++++ Registros disponibles

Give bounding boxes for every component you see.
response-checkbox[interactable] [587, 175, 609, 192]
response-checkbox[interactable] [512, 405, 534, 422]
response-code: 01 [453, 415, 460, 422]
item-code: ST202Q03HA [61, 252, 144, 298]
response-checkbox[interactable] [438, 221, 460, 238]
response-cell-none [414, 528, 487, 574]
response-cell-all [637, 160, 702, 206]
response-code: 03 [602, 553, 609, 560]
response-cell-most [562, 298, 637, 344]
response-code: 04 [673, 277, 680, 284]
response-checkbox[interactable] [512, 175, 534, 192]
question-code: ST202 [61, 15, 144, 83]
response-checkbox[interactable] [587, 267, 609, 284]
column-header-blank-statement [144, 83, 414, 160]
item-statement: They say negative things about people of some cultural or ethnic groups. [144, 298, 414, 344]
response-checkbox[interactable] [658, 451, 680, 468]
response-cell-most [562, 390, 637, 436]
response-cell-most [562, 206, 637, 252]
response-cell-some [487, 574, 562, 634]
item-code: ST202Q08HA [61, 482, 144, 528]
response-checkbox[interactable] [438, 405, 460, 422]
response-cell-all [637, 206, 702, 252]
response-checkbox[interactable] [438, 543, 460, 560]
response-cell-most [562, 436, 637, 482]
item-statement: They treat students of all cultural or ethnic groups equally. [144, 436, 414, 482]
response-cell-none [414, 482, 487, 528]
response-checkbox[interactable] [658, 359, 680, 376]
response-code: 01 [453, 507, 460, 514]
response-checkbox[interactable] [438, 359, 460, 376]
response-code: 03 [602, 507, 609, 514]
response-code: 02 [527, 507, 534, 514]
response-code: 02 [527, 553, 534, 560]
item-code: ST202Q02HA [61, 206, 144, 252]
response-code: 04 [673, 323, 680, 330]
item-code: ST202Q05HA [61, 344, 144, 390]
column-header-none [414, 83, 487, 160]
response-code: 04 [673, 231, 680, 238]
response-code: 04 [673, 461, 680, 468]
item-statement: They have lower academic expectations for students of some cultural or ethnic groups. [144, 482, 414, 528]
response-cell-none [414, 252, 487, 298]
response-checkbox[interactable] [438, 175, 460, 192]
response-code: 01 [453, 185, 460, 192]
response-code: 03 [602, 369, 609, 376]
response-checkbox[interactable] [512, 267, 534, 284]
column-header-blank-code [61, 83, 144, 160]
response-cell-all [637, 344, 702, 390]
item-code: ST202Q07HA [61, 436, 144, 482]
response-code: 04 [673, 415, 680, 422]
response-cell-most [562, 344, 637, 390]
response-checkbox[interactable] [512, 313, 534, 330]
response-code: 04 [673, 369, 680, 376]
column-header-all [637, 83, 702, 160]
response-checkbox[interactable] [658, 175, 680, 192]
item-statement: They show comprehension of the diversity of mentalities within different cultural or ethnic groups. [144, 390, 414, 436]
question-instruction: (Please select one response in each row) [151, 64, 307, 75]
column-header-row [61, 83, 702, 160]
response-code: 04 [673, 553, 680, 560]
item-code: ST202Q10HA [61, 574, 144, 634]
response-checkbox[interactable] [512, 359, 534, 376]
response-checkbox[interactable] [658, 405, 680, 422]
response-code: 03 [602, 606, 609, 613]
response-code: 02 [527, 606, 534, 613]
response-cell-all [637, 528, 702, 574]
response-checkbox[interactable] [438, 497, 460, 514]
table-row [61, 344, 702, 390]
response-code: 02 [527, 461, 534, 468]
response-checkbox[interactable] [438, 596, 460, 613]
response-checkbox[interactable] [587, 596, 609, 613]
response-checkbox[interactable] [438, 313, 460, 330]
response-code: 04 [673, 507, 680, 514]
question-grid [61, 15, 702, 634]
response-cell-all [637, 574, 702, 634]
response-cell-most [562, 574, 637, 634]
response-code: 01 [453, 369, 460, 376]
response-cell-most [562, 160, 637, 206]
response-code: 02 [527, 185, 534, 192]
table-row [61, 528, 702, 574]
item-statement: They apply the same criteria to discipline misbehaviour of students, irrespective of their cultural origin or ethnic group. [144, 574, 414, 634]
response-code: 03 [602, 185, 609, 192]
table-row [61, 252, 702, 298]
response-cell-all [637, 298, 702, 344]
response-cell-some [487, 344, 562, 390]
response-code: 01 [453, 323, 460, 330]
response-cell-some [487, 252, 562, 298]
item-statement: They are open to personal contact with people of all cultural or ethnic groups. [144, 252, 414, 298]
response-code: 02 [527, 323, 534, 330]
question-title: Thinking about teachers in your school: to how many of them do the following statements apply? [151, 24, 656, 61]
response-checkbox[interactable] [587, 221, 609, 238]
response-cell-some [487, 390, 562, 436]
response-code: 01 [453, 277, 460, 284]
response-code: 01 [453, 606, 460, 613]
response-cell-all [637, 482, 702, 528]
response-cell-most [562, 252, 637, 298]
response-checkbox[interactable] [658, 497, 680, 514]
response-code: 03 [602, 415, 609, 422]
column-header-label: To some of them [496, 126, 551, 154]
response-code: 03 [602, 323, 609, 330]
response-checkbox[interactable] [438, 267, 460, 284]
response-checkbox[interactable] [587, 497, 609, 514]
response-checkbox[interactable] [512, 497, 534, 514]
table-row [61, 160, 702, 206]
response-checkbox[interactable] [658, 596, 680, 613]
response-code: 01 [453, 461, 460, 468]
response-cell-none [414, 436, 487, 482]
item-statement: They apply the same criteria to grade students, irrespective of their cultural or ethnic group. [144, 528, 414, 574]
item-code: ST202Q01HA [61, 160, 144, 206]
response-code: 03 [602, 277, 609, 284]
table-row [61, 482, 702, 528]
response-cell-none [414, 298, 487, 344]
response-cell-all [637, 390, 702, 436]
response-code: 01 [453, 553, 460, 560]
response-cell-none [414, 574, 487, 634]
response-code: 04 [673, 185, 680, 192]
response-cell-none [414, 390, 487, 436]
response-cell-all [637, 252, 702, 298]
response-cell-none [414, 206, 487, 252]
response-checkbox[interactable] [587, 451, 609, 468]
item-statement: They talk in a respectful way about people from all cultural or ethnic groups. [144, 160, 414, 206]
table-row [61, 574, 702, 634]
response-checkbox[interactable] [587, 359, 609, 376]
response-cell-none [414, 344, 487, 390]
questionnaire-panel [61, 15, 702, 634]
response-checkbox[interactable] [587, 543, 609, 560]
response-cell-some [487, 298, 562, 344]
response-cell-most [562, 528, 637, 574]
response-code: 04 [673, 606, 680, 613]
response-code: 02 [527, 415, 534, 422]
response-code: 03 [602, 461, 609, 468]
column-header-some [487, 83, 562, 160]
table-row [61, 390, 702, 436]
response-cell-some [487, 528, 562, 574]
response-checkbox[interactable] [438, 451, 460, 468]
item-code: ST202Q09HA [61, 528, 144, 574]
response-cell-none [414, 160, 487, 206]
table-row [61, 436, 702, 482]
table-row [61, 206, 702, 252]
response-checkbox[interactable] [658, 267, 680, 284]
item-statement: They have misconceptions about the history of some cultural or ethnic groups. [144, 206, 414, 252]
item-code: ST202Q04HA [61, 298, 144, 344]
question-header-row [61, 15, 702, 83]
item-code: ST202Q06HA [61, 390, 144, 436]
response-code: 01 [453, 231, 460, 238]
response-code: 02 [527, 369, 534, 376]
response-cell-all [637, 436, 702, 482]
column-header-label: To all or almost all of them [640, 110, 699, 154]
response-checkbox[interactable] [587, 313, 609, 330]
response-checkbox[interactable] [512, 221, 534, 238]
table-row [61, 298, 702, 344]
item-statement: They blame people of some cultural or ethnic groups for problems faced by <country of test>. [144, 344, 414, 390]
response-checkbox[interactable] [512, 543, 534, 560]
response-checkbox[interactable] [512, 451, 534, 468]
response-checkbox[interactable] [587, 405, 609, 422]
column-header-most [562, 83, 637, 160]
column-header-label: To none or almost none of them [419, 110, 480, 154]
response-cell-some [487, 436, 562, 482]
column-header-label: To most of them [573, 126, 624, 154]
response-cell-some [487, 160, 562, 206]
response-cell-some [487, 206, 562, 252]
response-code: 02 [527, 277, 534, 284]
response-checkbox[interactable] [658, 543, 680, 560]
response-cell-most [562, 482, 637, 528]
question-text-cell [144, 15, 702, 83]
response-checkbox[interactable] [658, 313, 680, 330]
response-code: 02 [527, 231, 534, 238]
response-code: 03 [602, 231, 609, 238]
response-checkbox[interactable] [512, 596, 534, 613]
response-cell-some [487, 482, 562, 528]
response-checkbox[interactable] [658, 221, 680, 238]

++++++++

Ejercicio :: Extrae de los registros anteriores cada línea que contenga la cadena "header".

Respuesta escrita ::
column-header-blank-statement [144, 83, 414, 160]
column-header-none [414, 83, 487, 160]
column-header-blank-code [61, 83, 144, 160]
column-header-all [637, 83, 702, 160]
column-header-row [61, 83, 702, 160]
column-header-label: To some of them [496, 126, 551, 154]
column-header-some [487, 83, 562, 160]
question-header-row [61, 15, 702, 83]
column-header-label: To all or almost all of them [640, 110, 699, 154]
column-header-most [562, 83, 637, 160]
column-header-label: To none or almost none of them [419, 110, 480, 154]
column-header-label: To most of them [573, 126, 624, 154]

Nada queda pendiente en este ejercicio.